* Short problem: Using the material that follows, identify and copy each line with the string "peppers".

* The input:
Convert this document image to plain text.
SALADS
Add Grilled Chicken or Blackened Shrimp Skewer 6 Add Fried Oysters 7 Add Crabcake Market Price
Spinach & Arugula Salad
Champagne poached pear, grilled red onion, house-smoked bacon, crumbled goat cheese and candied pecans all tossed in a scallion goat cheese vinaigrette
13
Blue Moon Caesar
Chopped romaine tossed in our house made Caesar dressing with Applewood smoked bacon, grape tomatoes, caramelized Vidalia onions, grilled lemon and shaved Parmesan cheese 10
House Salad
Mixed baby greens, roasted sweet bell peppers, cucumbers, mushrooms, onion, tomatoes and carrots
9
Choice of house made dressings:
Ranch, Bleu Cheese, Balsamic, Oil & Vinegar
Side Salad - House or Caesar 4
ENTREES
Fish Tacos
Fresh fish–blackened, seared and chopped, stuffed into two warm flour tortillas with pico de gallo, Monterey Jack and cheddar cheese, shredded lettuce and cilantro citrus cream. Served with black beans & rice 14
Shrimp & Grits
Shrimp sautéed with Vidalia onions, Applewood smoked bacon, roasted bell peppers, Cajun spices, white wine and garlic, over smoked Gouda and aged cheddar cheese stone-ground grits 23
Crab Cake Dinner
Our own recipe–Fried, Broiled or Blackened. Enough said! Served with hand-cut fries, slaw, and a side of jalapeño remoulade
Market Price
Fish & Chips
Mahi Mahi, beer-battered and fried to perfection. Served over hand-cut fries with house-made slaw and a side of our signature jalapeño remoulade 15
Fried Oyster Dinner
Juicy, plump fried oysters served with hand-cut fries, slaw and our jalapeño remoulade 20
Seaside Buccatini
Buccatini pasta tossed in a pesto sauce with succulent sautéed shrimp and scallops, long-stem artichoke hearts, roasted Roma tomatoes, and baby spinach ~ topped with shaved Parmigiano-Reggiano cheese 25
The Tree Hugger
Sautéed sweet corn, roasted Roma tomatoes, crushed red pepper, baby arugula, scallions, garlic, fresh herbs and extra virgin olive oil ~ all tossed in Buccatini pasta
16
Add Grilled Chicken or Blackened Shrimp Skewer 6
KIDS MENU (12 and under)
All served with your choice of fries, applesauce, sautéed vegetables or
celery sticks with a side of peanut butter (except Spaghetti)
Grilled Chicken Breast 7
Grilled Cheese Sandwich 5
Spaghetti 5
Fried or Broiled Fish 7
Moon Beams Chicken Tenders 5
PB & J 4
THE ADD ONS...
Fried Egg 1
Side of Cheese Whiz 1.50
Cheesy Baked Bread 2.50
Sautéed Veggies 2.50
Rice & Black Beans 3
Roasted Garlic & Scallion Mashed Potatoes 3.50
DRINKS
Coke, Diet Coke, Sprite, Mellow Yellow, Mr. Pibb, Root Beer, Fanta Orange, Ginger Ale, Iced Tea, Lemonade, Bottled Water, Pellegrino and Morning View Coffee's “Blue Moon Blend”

---

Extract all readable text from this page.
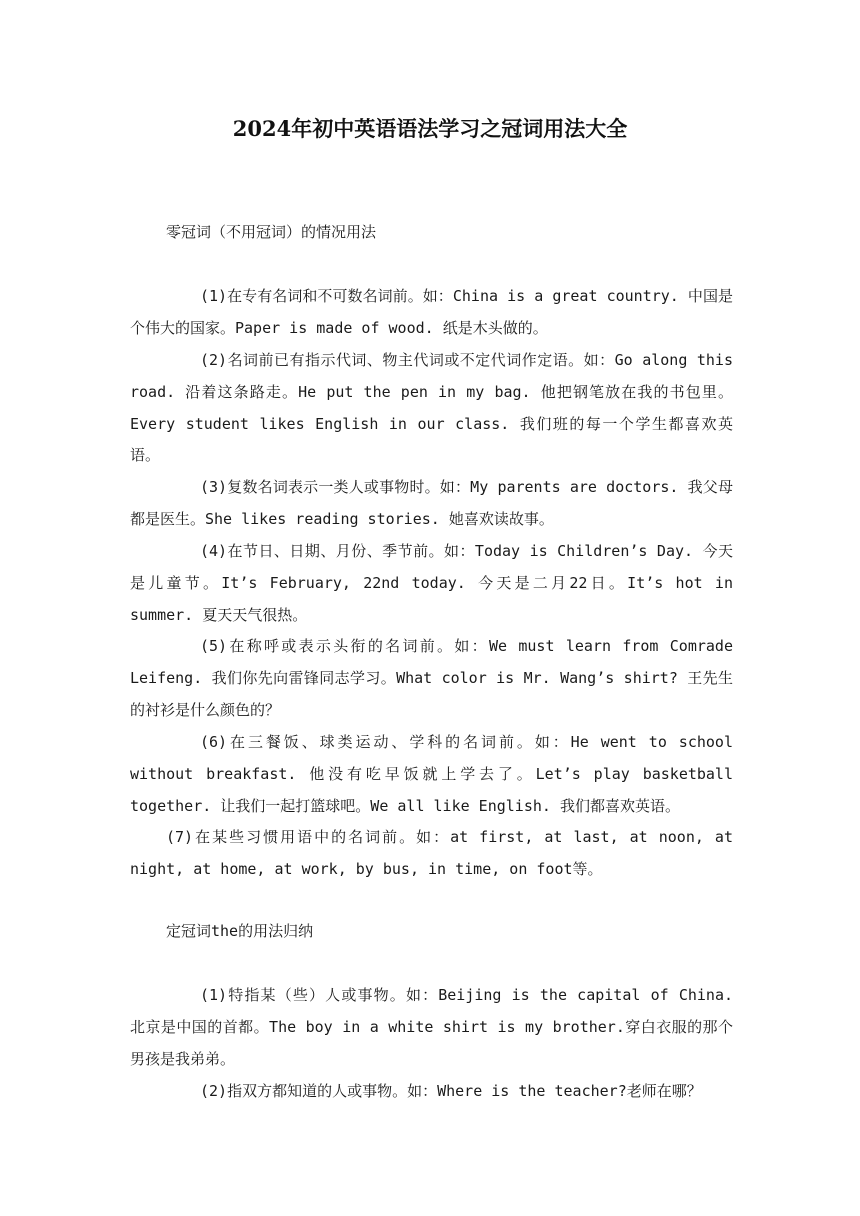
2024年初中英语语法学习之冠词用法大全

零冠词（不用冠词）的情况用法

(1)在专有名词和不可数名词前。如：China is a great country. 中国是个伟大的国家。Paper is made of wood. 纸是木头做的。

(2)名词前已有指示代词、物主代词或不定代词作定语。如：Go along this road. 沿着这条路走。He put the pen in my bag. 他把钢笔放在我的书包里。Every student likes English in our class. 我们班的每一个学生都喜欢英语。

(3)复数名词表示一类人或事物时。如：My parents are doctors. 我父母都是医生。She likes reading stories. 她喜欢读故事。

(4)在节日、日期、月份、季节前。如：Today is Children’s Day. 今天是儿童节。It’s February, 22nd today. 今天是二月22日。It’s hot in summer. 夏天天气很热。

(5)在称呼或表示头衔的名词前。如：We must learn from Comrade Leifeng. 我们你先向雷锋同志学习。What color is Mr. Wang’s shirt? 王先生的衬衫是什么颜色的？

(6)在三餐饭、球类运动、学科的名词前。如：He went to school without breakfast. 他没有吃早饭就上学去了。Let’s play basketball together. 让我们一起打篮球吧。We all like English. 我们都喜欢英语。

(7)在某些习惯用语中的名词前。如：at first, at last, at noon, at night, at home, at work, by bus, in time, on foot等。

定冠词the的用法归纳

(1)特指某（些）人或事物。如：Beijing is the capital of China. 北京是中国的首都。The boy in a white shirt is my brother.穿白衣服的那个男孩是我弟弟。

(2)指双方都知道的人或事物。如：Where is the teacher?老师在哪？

* Final answer:
Mixed baby greens, roasted sweet bell peppers, cucumbers, mushrooms, onion, tomatoes and carrots
Shrimp sautéed with Vidalia onions, Applewood smoked bacon, roasted bell peppers, Cajun spices, white wine and garlic, over smoked Gouda and aged cheddar cheese stone-ground grits 23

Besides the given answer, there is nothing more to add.